■ Request ■
Quote the entries that follow exactly, leaving none out.

>>>

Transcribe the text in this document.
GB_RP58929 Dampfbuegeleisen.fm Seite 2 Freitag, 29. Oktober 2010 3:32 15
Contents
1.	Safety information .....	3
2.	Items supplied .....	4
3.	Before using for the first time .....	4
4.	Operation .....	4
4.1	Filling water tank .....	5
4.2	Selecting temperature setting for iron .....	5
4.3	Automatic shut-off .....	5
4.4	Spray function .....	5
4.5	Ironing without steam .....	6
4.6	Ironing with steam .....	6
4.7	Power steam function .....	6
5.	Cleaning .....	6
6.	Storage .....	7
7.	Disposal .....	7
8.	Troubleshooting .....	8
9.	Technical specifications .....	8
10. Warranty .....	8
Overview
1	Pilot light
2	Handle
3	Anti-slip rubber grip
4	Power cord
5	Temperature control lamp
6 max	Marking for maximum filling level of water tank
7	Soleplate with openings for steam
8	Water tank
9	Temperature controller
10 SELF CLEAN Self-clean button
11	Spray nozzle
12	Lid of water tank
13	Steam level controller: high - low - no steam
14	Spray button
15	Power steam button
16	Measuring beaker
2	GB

<<<

■ Answer to this exercise ■
Transcribe the text in this document.
GB_RP58929 Dampfbuegeleisen.fm Seite 2 Freitag, 29. Oktober 2010 3:32 15
Contents
1.	Safety information .....	3
2.	Items supplied .....	4
3.	Before using for the first time .....	4
4.	Operation .....	4
4.1	Filling water tank .....	5
4.2	Selecting temperature setting for iron .....	5
4.3	Automatic shut-off .....	5
4.4	Spray function .....	5
4.5	Ironing without steam .....	6
4.6	Ironing with steam .....	6
4.7	Power steam function .....	6
5.	Cleaning .....	6
6.	Storage .....	7
7.	Disposal .....	7
8.	Troubleshooting .....	8
9.	Technical specifications .....	8
10. Warranty .....	8
Overview
1	Pilot light
2	Handle
3	Anti-slip rubber grip
4	Power cord
5	Temperature control lamp
6 max	Marking for maximum filling level of water tank
7	Soleplate with openings for steam
8	Water tank
9	Temperature controller
10 SELF CLEAN Self-clean button
11	Spray nozzle
12	Lid of water tank
13	Steam level controller: high - low - no steam
14	Spray button
15	Power steam button
16	Measuring beaker
2	GB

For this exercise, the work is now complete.